--- START OF MATERIAL SHOWN ---

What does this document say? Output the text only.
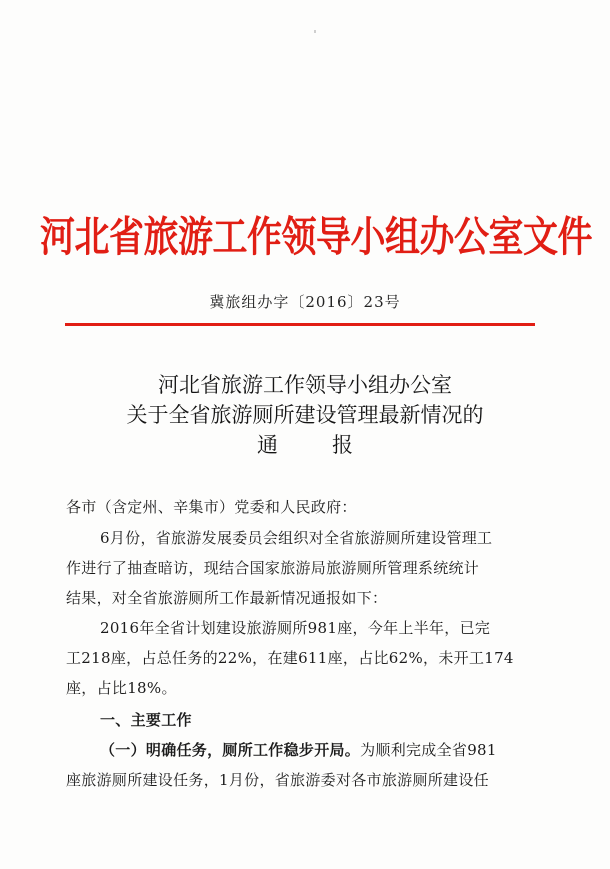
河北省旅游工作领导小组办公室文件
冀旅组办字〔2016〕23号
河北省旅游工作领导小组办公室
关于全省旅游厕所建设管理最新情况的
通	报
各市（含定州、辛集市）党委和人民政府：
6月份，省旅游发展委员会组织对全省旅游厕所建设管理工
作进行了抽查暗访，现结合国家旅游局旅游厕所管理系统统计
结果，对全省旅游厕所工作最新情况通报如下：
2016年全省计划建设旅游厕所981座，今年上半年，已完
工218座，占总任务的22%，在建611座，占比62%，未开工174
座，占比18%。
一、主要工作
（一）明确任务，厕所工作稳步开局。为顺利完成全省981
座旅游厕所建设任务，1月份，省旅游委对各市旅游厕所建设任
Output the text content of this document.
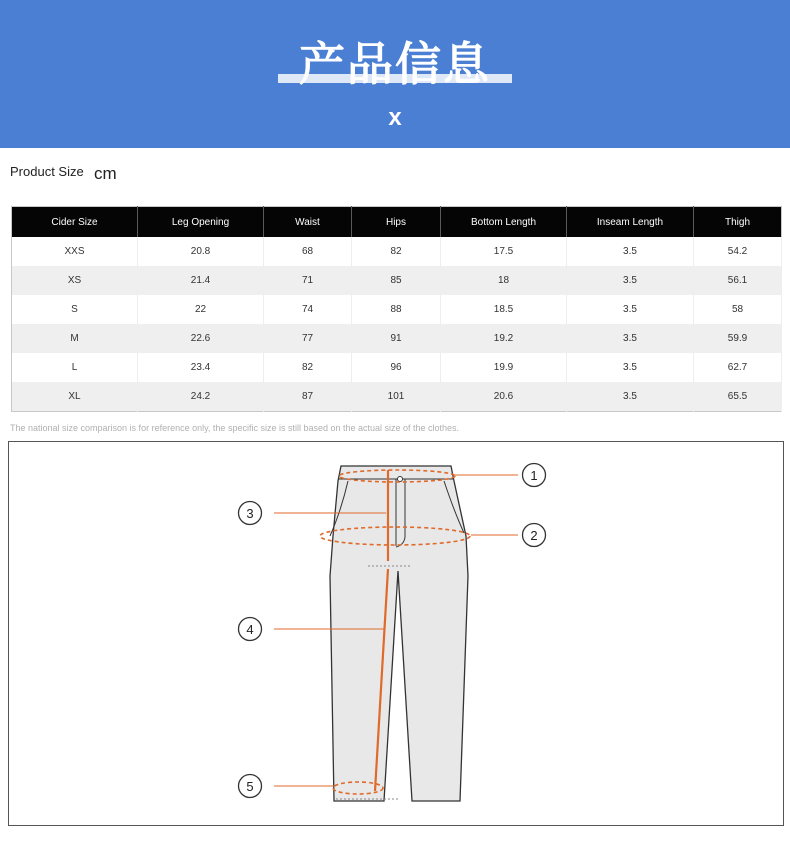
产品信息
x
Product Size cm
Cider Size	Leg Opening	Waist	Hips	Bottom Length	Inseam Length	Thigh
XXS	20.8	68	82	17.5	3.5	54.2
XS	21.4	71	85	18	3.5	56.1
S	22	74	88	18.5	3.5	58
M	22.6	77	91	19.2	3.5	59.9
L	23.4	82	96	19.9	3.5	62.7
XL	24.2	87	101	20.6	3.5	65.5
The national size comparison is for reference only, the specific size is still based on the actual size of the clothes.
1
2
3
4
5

--- END OF MATERIAL SHOWN ---

REQUEST = Without the pictures, restate all the entries above exactly.

TASK RESPONSE =
What does this document say? Output the text only.
河北省旅游工作领导小组办公室文件
冀旅组办字〔2016〕23号
河北省旅游工作领导小组办公室
关于全省旅游厕所建设管理最新情况的
通	报
各市（含定州、辛集市）党委和人民政府：
6月份，省旅游发展委员会组织对全省旅游厕所建设管理工
作进行了抽查暗访，现结合国家旅游局旅游厕所管理系统统计
结果，对全省旅游厕所工作最新情况通报如下：
2016年全省计划建设旅游厕所981座，今年上半年，已完
工218座，占总任务的22%，在建611座，占比62%，未开工174
座，占比18%。
一、主要工作
（一）明确任务，厕所工作稳步开局。为顺利完成全省981
座旅游厕所建设任务，1月份，省旅游委对各市旅游厕所建设任
Output the text content of this document.
产品信息
x
Product Size cm
Cider Size	Leg Opening	Waist	Hips	Bottom Length	Inseam Length	Thigh
XXS	20.8	68	82	17.5	3.5	54.2
XS	21.4	71	85	18	3.5	56.1
S	22	74	88	18.5	3.5	58
M	22.6	77	91	19.2	3.5	59.9
L	23.4	82	96	19.9	3.5	62.7
XL	24.2	87	101	20.6	3.5	65.5
The national size comparison is for reference only, the specific size is still based on the actual size of the clothes.
1
2
3
4
5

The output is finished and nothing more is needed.